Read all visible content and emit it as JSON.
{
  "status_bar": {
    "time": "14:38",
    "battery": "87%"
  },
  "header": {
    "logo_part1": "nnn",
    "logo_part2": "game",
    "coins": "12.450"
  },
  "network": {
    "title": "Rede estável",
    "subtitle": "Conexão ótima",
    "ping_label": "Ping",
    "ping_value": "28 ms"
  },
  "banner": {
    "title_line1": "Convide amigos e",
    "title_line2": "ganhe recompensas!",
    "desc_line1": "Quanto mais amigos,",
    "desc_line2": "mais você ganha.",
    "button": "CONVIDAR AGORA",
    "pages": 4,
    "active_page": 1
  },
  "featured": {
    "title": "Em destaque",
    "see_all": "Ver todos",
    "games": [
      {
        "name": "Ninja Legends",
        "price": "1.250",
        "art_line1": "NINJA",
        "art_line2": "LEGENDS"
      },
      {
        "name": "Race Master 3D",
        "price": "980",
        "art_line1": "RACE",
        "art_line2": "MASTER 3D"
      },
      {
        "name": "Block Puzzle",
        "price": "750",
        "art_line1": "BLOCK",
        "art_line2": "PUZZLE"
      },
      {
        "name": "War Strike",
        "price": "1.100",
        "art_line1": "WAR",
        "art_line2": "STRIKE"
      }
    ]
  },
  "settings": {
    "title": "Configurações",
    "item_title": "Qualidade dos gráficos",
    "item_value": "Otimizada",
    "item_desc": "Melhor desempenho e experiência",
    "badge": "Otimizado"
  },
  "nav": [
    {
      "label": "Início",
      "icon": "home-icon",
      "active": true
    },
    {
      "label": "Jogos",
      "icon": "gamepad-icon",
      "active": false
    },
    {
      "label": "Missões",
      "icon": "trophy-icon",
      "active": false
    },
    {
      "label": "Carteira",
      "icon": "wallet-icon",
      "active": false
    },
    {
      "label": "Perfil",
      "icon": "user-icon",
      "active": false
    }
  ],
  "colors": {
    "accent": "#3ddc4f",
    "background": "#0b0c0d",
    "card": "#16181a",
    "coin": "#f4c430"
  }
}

☆ ☆ ☆

▸ What is being asked
Your answer should be one number: how many lines of the listing include the word "amigos".

▸ Answer to the task
2